(Data entries)
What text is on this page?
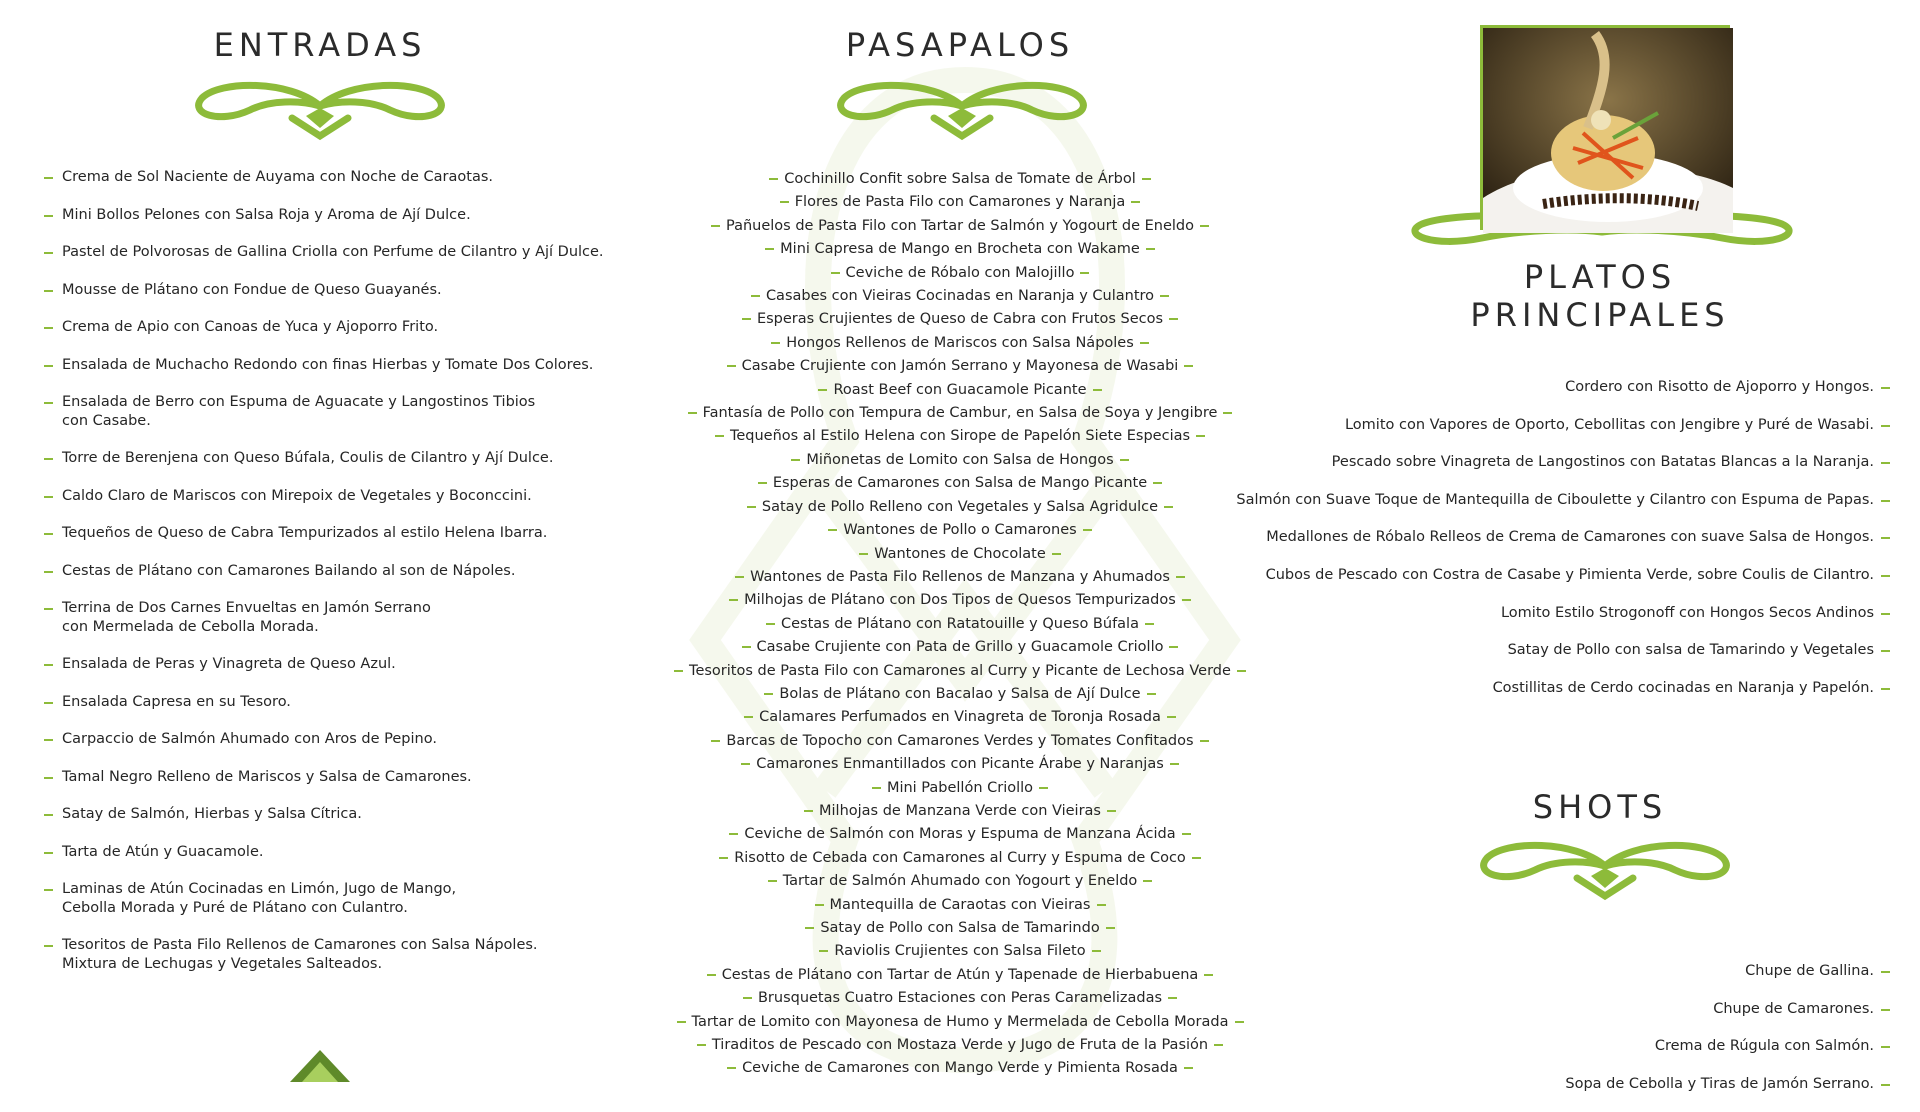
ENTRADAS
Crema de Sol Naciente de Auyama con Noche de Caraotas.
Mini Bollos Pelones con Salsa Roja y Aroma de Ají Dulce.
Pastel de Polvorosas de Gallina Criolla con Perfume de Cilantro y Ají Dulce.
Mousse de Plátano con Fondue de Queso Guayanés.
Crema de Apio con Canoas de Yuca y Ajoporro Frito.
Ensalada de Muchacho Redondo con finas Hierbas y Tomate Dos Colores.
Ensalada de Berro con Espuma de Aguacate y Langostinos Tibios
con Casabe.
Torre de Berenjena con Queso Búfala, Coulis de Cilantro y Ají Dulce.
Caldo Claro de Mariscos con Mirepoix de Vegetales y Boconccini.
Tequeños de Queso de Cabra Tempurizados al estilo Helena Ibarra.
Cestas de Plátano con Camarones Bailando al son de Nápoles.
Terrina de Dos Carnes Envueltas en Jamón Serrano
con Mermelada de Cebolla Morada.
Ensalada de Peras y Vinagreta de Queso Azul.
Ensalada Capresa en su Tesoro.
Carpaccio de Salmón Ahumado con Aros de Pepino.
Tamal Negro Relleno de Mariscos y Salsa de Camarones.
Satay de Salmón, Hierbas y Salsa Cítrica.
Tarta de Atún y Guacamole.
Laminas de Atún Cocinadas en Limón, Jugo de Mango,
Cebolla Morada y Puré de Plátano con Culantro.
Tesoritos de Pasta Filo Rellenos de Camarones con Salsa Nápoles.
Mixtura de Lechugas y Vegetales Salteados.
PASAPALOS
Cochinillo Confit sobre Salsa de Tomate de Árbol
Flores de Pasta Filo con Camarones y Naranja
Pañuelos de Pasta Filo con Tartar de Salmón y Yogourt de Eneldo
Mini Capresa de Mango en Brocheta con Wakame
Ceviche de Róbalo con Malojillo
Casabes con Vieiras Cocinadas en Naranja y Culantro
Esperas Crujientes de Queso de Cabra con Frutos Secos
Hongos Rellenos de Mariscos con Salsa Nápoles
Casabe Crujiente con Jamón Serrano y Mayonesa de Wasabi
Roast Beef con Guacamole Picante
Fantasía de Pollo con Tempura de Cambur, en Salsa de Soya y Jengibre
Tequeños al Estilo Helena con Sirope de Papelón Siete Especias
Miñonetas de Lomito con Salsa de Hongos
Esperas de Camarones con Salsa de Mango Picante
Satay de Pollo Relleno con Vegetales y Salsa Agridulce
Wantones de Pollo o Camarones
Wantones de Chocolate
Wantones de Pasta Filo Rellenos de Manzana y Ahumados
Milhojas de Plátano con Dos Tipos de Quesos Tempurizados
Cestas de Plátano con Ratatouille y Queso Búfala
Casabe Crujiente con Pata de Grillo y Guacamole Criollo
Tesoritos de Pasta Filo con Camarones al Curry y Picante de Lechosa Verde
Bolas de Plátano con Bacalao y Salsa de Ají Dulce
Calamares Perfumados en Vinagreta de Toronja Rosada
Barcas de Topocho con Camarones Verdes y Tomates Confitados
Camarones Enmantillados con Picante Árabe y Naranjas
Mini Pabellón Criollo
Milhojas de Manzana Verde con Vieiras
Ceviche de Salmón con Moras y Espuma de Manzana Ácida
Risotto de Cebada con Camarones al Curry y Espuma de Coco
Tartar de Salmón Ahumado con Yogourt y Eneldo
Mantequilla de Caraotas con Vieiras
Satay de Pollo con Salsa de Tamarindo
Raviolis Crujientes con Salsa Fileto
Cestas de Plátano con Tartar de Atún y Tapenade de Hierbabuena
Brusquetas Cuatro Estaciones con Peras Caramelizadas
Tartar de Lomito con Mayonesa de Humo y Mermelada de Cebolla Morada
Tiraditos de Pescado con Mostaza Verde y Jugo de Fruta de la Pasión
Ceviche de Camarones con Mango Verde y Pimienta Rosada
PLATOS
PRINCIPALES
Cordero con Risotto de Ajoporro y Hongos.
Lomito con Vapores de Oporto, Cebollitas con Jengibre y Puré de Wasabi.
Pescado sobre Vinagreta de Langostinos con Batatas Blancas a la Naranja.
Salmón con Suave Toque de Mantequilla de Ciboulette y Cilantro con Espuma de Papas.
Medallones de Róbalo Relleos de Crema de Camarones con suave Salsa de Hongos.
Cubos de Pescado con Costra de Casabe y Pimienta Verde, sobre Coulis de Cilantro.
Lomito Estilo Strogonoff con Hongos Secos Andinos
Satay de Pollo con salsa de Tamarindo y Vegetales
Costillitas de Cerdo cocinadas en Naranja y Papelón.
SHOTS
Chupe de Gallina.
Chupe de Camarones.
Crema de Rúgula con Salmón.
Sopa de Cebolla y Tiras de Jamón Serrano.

SET PROBLEM -> Extract every line of the data exactly; pictures stay out.

RESPONSE FOR THIS EXERCISE ->
What text is on this page?
ENTRADAS
Crema de Sol Naciente de Auyama con Noche de Caraotas.
Mini Bollos Pelones con Salsa Roja y Aroma de Ají Dulce.
Pastel de Polvorosas de Gallina Criolla con Perfume de Cilantro y Ají Dulce.
Mousse de Plátano con Fondue de Queso Guayanés.
Crema de Apio con Canoas de Yuca y Ajoporro Frito.
Ensalada de Muchacho Redondo con finas Hierbas y Tomate Dos Colores.
Ensalada de Berro con Espuma de Aguacate y Langostinos Tibios
con Casabe.
Torre de Berenjena con Queso Búfala, Coulis de Cilantro y Ají Dulce.
Caldo Claro de Mariscos con Mirepoix de Vegetales y Boconccini.
Tequeños de Queso de Cabra Tempurizados al estilo Helena Ibarra.
Cestas de Plátano con Camarones Bailando al son de Nápoles.
Terrina de Dos Carnes Envueltas en Jamón Serrano
con Mermelada de Cebolla Morada.
Ensalada de Peras y Vinagreta de Queso Azul.
Ensalada Capresa en su Tesoro.
Carpaccio de Salmón Ahumado con Aros de Pepino.
Tamal Negro Relleno de Mariscos y Salsa de Camarones.
Satay de Salmón, Hierbas y Salsa Cítrica.
Tarta de Atún y Guacamole.
Laminas de Atún Cocinadas en Limón, Jugo de Mango,
Cebolla Morada y Puré de Plátano con Culantro.
Tesoritos de Pasta Filo Rellenos de Camarones con Salsa Nápoles.
Mixtura de Lechugas y Vegetales Salteados.
PASAPALOS
Cochinillo Confit sobre Salsa de Tomate de Árbol
Flores de Pasta Filo con Camarones y Naranja
Pañuelos de Pasta Filo con Tartar de Salmón y Yogourt de Eneldo
Mini Capresa de Mango en Brocheta con Wakame
Ceviche de Róbalo con Malojillo
Casabes con Vieiras Cocinadas en Naranja y Culantro
Esperas Crujientes de Queso de Cabra con Frutos Secos
Hongos Rellenos de Mariscos con Salsa Nápoles
Casabe Crujiente con Jamón Serrano y Mayonesa de Wasabi
Roast Beef con Guacamole Picante
Fantasía de Pollo con Tempura de Cambur, en Salsa de Soya y Jengibre
Tequeños al Estilo Helena con Sirope de Papelón Siete Especias
Miñonetas de Lomito con Salsa de Hongos
Esperas de Camarones con Salsa de Mango Picante
Satay de Pollo Relleno con Vegetales y Salsa Agridulce
Wantones de Pollo o Camarones
Wantones de Chocolate
Wantones de Pasta Filo Rellenos de Manzana y Ahumados
Milhojas de Plátano con Dos Tipos de Quesos Tempurizados
Cestas de Plátano con Ratatouille y Queso Búfala
Casabe Crujiente con Pata de Grillo y Guacamole Criollo
Tesoritos de Pasta Filo con Camarones al Curry y Picante de Lechosa Verde
Bolas de Plátano con Bacalao y Salsa de Ají Dulce
Calamares Perfumados en Vinagreta de Toronja Rosada
Barcas de Topocho con Camarones Verdes y Tomates Confitados
Camarones Enmantillados con Picante Árabe y Naranjas
Mini Pabellón Criollo
Milhojas de Manzana Verde con Vieiras
Ceviche de Salmón con Moras y Espuma de Manzana Ácida
Risotto de Cebada con Camarones al Curry y Espuma de Coco
Tartar de Salmón Ahumado con Yogourt y Eneldo
Mantequilla de Caraotas con Vieiras
Satay de Pollo con Salsa de Tamarindo
Raviolis Crujientes con Salsa Fileto
Cestas de Plátano con Tartar de Atún y Tapenade de Hierbabuena
Brusquetas Cuatro Estaciones con Peras Caramelizadas
Tartar de Lomito con Mayonesa de Humo y Mermelada de Cebolla Morada
Tiraditos de Pescado con Mostaza Verde y Jugo de Fruta de la Pasión
Ceviche de Camarones con Mango Verde y Pimienta Rosada
PLATOS
PRINCIPALES
Cordero con Risotto de Ajoporro y Hongos.
Lomito con Vapores de Oporto, Cebollitas con Jengibre y Puré de Wasabi.
Pescado sobre Vinagreta de Langostinos con Batatas Blancas a la Naranja.
Salmón con Suave Toque de Mantequilla de Ciboulette y Cilantro con Espuma de Papas.
Medallones de Róbalo Relleos de Crema de Camarones con suave Salsa de Hongos.
Cubos de Pescado con Costra de Casabe y Pimienta Verde, sobre Coulis de Cilantro.
Lomito Estilo Strogonoff con Hongos Secos Andinos
Satay de Pollo con salsa de Tamarindo y Vegetales
Costillitas de Cerdo cocinadas en Naranja y Papelón.
SHOTS
Chupe de Gallina.
Chupe de Camarones.
Crema de Rúgula con Salmón.
Sopa de Cebolla y Tiras de Jamón Serrano.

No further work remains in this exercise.